**What you are asked to do**. Output each of the rows below verbatim, leaving every character unchanged.

---- Raw data

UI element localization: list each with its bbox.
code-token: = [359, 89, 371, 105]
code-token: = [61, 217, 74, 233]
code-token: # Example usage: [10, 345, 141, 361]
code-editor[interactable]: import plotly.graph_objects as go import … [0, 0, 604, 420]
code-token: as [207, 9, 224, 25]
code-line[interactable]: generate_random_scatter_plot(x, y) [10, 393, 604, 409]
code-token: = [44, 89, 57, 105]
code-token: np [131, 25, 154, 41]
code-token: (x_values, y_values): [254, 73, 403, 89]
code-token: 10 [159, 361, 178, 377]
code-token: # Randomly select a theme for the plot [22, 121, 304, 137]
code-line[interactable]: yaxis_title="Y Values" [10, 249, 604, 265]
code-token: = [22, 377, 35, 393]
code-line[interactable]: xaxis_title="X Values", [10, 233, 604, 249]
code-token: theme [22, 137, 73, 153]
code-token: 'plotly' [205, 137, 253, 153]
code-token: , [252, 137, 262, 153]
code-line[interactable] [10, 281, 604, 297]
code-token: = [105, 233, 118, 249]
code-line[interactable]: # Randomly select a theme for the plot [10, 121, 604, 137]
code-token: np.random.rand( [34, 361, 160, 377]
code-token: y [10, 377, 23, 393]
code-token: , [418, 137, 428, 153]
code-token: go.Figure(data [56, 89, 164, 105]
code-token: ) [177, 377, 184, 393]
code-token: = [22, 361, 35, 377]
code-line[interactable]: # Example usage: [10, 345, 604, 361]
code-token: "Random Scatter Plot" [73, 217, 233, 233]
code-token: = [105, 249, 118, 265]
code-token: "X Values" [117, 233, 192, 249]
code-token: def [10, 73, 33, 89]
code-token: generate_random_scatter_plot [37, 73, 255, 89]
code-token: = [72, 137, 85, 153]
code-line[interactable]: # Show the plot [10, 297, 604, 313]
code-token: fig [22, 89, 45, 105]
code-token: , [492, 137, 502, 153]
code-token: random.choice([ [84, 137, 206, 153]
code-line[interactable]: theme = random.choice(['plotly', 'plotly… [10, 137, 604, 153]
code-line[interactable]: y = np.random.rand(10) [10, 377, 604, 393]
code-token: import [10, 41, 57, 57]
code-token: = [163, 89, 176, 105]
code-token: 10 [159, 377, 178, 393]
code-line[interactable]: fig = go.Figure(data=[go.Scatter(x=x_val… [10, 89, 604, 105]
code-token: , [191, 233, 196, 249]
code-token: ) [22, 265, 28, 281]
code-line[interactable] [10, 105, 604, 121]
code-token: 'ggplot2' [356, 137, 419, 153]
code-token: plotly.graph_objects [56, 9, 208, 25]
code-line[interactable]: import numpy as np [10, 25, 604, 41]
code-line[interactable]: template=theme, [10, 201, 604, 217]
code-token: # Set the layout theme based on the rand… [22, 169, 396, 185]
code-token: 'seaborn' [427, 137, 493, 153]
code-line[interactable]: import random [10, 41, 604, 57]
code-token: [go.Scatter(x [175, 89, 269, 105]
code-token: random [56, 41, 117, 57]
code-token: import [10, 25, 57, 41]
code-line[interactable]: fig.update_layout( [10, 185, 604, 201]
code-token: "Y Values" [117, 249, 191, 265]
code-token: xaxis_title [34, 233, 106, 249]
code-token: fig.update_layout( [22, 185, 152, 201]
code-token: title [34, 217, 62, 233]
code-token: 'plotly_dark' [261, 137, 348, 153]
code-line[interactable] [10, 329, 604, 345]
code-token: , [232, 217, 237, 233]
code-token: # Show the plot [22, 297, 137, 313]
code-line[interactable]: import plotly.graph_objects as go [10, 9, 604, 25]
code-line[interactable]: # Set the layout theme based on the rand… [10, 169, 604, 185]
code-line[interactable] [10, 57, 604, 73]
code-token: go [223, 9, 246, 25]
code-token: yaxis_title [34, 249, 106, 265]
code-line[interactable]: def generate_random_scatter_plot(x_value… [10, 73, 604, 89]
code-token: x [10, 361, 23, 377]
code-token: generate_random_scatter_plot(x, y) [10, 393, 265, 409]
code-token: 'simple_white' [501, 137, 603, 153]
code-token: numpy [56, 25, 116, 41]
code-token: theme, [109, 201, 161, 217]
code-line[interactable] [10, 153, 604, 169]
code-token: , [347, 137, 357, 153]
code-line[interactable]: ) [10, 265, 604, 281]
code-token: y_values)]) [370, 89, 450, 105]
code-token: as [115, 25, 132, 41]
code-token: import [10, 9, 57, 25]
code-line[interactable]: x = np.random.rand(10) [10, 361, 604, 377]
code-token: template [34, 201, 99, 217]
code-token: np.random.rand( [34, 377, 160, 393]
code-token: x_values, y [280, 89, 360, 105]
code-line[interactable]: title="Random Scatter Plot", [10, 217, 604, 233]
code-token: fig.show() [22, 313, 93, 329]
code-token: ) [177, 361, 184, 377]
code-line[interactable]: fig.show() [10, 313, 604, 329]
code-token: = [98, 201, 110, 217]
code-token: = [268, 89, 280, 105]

--------

**Full solution**.
UI element localization: list each with its bbox.
code-token: = [359, 89, 371, 105]
code-token: = [61, 217, 74, 233]
code-token: # Example usage: [10, 345, 141, 361]
code-editor[interactable]: import plotly.graph_objects as go import … [0, 0, 604, 420]
code-token: as [207, 9, 224, 25]
code-line[interactable]: generate_random_scatter_plot(x, y) [10, 393, 604, 409]
code-token: = [44, 89, 57, 105]
code-token: np [131, 25, 154, 41]
code-token: (x_values, y_values): [254, 73, 403, 89]
code-token: 10 [159, 361, 178, 377]
code-token: # Randomly select a theme for the plot [22, 121, 304, 137]
code-line[interactable]: yaxis_title="Y Values" [10, 249, 604, 265]
code-token: = [22, 377, 35, 393]
code-line[interactable]: xaxis_title="X Values", [10, 233, 604, 249]
code-token: theme [22, 137, 73, 153]
code-token: 'plotly' [205, 137, 253, 153]
code-token: , [252, 137, 262, 153]
code-line[interactable] [10, 281, 604, 297]
code-token: = [105, 233, 118, 249]
code-line[interactable]: # Randomly select a theme for the plot [10, 121, 604, 137]
code-token: np.random.rand( [34, 361, 160, 377]
code-token: y [10, 377, 23, 393]
code-token: , [418, 137, 428, 153]
code-token: go.Figure(data [56, 89, 164, 105]
code-token: ) [177, 377, 184, 393]
code-token: = [22, 361, 35, 377]
code-line[interactable]: # Example usage: [10, 345, 604, 361]
code-token: "Random Scatter Plot" [73, 217, 233, 233]
code-token: = [105, 249, 118, 265]
code-token: "X Values" [117, 233, 192, 249]
code-token: def [10, 73, 33, 89]
code-token: generate_random_scatter_plot [37, 73, 255, 89]
code-token: = [72, 137, 85, 153]
code-line[interactable]: # Show the plot [10, 297, 604, 313]
code-token: fig [22, 89, 45, 105]
code-token: , [492, 137, 502, 153]
code-token: random.choice([ [84, 137, 206, 153]
code-line[interactable]: theme = random.choice(['plotly', 'plotly… [10, 137, 604, 153]
code-line[interactable]: y = np.random.rand(10) [10, 377, 604, 393]
code-token: import [10, 41, 57, 57]
code-token: = [163, 89, 176, 105]
code-token: 10 [159, 377, 178, 393]
code-line[interactable]: fig = go.Figure(data=[go.Scatter(x=x_val… [10, 89, 604, 105]
code-token: , [191, 233, 196, 249]
code-token: ) [22, 265, 28, 281]
code-line[interactable] [10, 105, 604, 121]
code-token: 'ggplot2' [356, 137, 419, 153]
code-token: plotly.graph_objects [56, 9, 208, 25]
code-line[interactable]: import numpy as np [10, 25, 604, 41]
code-line[interactable]: template=theme, [10, 201, 604, 217]
code-token: # Set the layout theme based on the rand… [22, 169, 396, 185]
code-token: 'seaborn' [427, 137, 493, 153]
code-line[interactable]: import random [10, 41, 604, 57]
code-token: [go.Scatter(x [175, 89, 269, 105]
code-token: random [56, 41, 117, 57]
code-token: import [10, 25, 57, 41]
code-line[interactable]: fig.update_layout( [10, 185, 604, 201]
code-token: "Y Values" [117, 249, 191, 265]
code-token: xaxis_title [34, 233, 106, 249]
code-token: fig.update_layout( [22, 185, 152, 201]
code-token: title [34, 217, 62, 233]
code-token: 'plotly_dark' [261, 137, 348, 153]
code-line[interactable] [10, 329, 604, 345]
code-token: , [232, 217, 237, 233]
code-token: # Show the plot [22, 297, 137, 313]
code-line[interactable]: import plotly.graph_objects as go [10, 9, 604, 25]
code-line[interactable]: # Set the layout theme based on the rand… [10, 169, 604, 185]
code-line[interactable] [10, 57, 604, 73]
code-token: go [223, 9, 246, 25]
code-token: yaxis_title [34, 249, 106, 265]
code-line[interactable]: def generate_random_scatter_plot(x_value… [10, 73, 604, 89]
code-token: x [10, 361, 23, 377]
code-token: generate_random_scatter_plot(x, y) [10, 393, 265, 409]
code-token: 'simple_white' [501, 137, 603, 153]
code-token: numpy [56, 25, 116, 41]
code-token: theme, [109, 201, 161, 217]
code-line[interactable] [10, 153, 604, 169]
code-token: , [347, 137, 357, 153]
code-line[interactable]: ) [10, 265, 604, 281]
code-token: y_values)]) [370, 89, 450, 105]
code-token: as [115, 25, 132, 41]
code-token: import [10, 9, 57, 25]
code-line[interactable]: x = np.random.rand(10) [10, 361, 604, 377]
code-token: template [34, 201, 99, 217]
code-token: np.random.rand( [34, 377, 160, 393]
code-token: x_values, y [280, 89, 360, 105]
code-line[interactable]: title="Random Scatter Plot", [10, 217, 604, 233]
code-token: fig.show() [22, 313, 93, 329]
code-token: ) [177, 361, 184, 377]
code-line[interactable]: fig.show() [10, 313, 604, 329]
code-token: = [98, 201, 110, 217]
code-token: = [268, 89, 280, 105]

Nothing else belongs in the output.